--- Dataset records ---
** begin **

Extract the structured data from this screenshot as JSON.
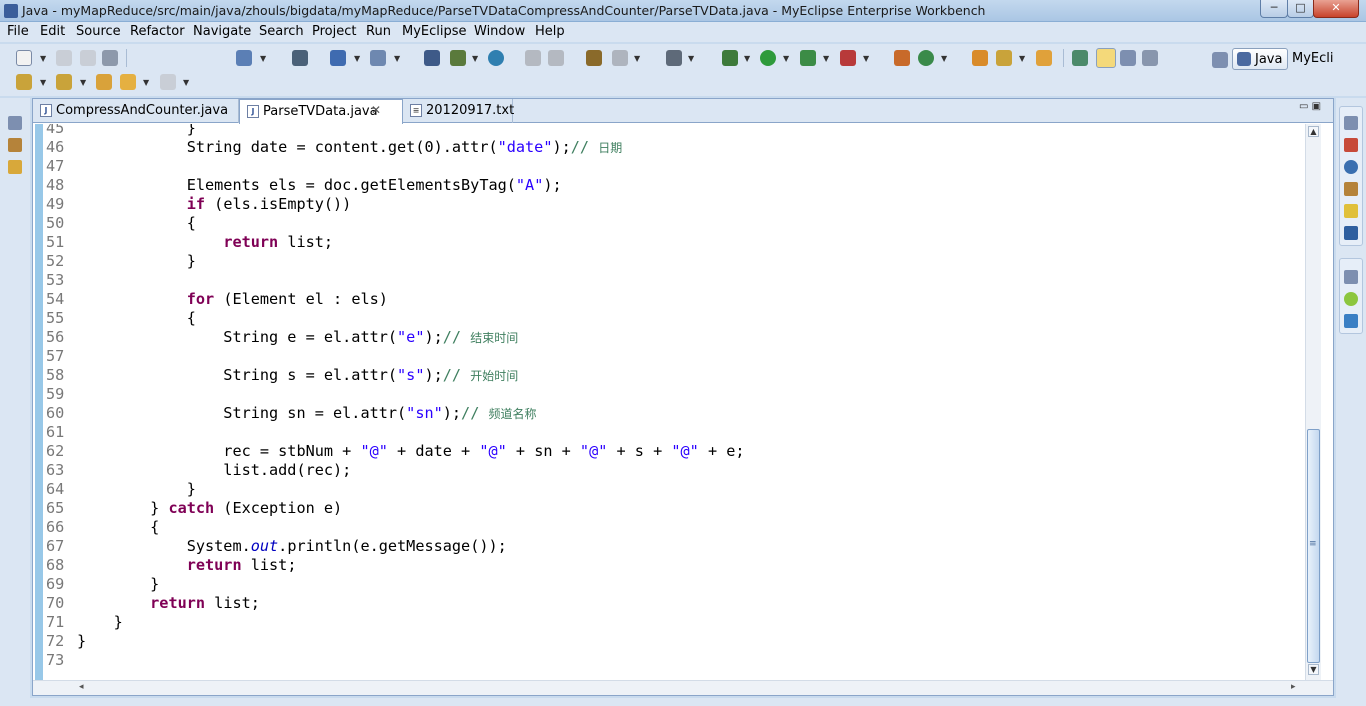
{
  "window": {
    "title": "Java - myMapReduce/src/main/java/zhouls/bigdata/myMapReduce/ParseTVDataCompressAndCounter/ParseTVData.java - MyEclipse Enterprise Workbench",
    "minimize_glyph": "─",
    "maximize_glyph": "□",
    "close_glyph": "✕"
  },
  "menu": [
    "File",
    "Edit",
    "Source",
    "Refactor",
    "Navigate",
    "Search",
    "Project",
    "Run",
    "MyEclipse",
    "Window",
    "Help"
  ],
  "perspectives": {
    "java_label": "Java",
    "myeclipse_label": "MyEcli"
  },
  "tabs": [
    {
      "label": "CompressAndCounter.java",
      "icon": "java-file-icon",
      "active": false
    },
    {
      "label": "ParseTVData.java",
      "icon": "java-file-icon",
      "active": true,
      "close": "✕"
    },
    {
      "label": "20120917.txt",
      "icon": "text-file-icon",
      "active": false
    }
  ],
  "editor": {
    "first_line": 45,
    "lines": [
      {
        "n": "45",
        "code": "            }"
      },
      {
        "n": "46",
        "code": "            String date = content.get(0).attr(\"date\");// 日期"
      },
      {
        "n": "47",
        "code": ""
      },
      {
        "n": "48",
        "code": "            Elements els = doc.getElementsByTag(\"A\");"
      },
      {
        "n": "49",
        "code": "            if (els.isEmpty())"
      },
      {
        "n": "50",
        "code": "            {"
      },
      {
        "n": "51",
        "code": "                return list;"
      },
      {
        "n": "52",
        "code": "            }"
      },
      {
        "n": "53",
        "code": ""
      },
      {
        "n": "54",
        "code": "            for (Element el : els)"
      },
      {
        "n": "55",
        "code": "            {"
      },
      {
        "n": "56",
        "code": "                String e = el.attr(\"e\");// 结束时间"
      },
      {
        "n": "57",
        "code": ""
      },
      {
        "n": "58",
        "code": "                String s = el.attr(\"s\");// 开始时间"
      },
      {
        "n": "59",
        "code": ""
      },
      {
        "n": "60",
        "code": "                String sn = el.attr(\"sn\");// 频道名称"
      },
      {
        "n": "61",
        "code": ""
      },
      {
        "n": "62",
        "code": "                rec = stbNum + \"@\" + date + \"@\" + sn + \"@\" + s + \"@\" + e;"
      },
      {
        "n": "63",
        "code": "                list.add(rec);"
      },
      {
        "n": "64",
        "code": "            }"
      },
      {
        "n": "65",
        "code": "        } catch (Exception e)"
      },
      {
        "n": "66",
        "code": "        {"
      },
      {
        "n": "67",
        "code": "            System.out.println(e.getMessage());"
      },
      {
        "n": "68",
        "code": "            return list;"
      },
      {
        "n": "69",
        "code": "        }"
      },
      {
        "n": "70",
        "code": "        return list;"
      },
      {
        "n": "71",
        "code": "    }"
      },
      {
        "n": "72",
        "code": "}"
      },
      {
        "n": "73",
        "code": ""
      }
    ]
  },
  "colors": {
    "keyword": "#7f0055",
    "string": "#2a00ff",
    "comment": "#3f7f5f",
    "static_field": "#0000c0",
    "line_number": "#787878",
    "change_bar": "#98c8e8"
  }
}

** end **

--- WHAT IS ASKED ---
Repeat the listing in full and exactly. Do not include any images.

--- WRITTEN RESPONSE ---
Extract the structured data from this screenshot as JSON.
{
  "window": {
    "title": "Java - myMapReduce/src/main/java/zhouls/bigdata/myMapReduce/ParseTVDataCompressAndCounter/ParseTVData.java - MyEclipse Enterprise Workbench",
    "minimize_glyph": "─",
    "maximize_glyph": "□",
    "close_glyph": "✕"
  },
  "menu": [
    "File",
    "Edit",
    "Source",
    "Refactor",
    "Navigate",
    "Search",
    "Project",
    "Run",
    "MyEclipse",
    "Window",
    "Help"
  ],
  "perspectives": {
    "java_label": "Java",
    "myeclipse_label": "MyEcli"
  },
  "tabs": [
    {
      "label": "CompressAndCounter.java",
      "icon": "java-file-icon",
      "active": false
    },
    {
      "label": "ParseTVData.java",
      "icon": "java-file-icon",
      "active": true,
      "close": "✕"
    },
    {
      "label": "20120917.txt",
      "icon": "text-file-icon",
      "active": false
    }
  ],
  "editor": {
    "first_line": 45,
    "lines": [
      {
        "n": "45",
        "code": "            }"
      },
      {
        "n": "46",
        "code": "            String date = content.get(0).attr(\"date\");// 日期"
      },
      {
        "n": "47",
        "code": ""
      },
      {
        "n": "48",
        "code": "            Elements els = doc.getElementsByTag(\"A\");"
      },
      {
        "n": "49",
        "code": "            if (els.isEmpty())"
      },
      {
        "n": "50",
        "code": "            {"
      },
      {
        "n": "51",
        "code": "                return list;"
      },
      {
        "n": "52",
        "code": "            }"
      },
      {
        "n": "53",
        "code": ""
      },
      {
        "n": "54",
        "code": "            for (Element el : els)"
      },
      {
        "n": "55",
        "code": "            {"
      },
      {
        "n": "56",
        "code": "                String e = el.attr(\"e\");// 结束时间"
      },
      {
        "n": "57",
        "code": ""
      },
      {
        "n": "58",
        "code": "                String s = el.attr(\"s\");// 开始时间"
      },
      {
        "n": "59",
        "code": ""
      },
      {
        "n": "60",
        "code": "                String sn = el.attr(\"sn\");// 频道名称"
      },
      {
        "n": "61",
        "code": ""
      },
      {
        "n": "62",
        "code": "                rec = stbNum + \"@\" + date + \"@\" + sn + \"@\" + s + \"@\" + e;"
      },
      {
        "n": "63",
        "code": "                list.add(rec);"
      },
      {
        "n": "64",
        "code": "            }"
      },
      {
        "n": "65",
        "code": "        } catch (Exception e)"
      },
      {
        "n": "66",
        "code": "        {"
      },
      {
        "n": "67",
        "code": "            System.out.println(e.getMessage());"
      },
      {
        "n": "68",
        "code": "            return list;"
      },
      {
        "n": "69",
        "code": "        }"
      },
      {
        "n": "70",
        "code": "        return list;"
      },
      {
        "n": "71",
        "code": "    }"
      },
      {
        "n": "72",
        "code": "}"
      },
      {
        "n": "73",
        "code": ""
      }
    ]
  },
  "colors": {
    "keyword": "#7f0055",
    "string": "#2a00ff",
    "comment": "#3f7f5f",
    "static_field": "#0000c0",
    "line_number": "#787878",
    "change_bar": "#98c8e8"
  }
}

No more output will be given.